Written instruction> Present the following entries again, word for word and in full.

-------- Data rows --------

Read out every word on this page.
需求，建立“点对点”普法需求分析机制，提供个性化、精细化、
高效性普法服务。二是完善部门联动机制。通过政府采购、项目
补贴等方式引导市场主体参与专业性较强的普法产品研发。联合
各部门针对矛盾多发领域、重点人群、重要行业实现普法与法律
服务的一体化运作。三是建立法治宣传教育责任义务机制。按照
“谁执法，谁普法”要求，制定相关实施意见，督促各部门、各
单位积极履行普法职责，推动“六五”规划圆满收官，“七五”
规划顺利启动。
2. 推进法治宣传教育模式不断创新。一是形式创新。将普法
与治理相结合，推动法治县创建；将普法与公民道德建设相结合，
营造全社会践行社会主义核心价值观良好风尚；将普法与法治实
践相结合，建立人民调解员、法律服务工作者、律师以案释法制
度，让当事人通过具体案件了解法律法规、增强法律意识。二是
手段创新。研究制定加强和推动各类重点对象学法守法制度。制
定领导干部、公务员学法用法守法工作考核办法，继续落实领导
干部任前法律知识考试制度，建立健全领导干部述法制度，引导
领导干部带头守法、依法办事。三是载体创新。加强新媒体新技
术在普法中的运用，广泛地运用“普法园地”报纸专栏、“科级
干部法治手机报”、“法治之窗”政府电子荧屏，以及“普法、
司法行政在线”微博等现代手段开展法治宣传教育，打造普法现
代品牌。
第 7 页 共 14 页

--------

Final answer>
Read out every word on this page.
需求，建立“点对点”普法需求分析机制，提供个性化、精细化、
高效性普法服务。二是完善部门联动机制。通过政府采购、项目
补贴等方式引导市场主体参与专业性较强的普法产品研发。联合
各部门针对矛盾多发领域、重点人群、重要行业实现普法与法律
服务的一体化运作。三是建立法治宣传教育责任义务机制。按照
“谁执法，谁普法”要求，制定相关实施意见，督促各部门、各
单位积极履行普法职责，推动“六五”规划圆满收官，“七五”
规划顺利启动。
2. 推进法治宣传教育模式不断创新。一是形式创新。将普法
与治理相结合，推动法治县创建；将普法与公民道德建设相结合，
营造全社会践行社会主义核心价值观良好风尚；将普法与法治实
践相结合，建立人民调解员、法律服务工作者、律师以案释法制
度，让当事人通过具体案件了解法律法规、增强法律意识。二是
手段创新。研究制定加强和推动各类重点对象学法守法制度。制
定领导干部、公务员学法用法守法工作考核办法，继续落实领导
干部任前法律知识考试制度，建立健全领导干部述法制度，引导
领导干部带头守法、依法办事。三是载体创新。加强新媒体新技
术在普法中的运用，广泛地运用“普法园地”报纸专栏、“科级
干部法治手机报”、“法治之窗”政府电子荧屏，以及“普法、
司法行政在线”微博等现代手段开展法治宣传教育，打造普法现
代品牌。
第 7 页 共 14 页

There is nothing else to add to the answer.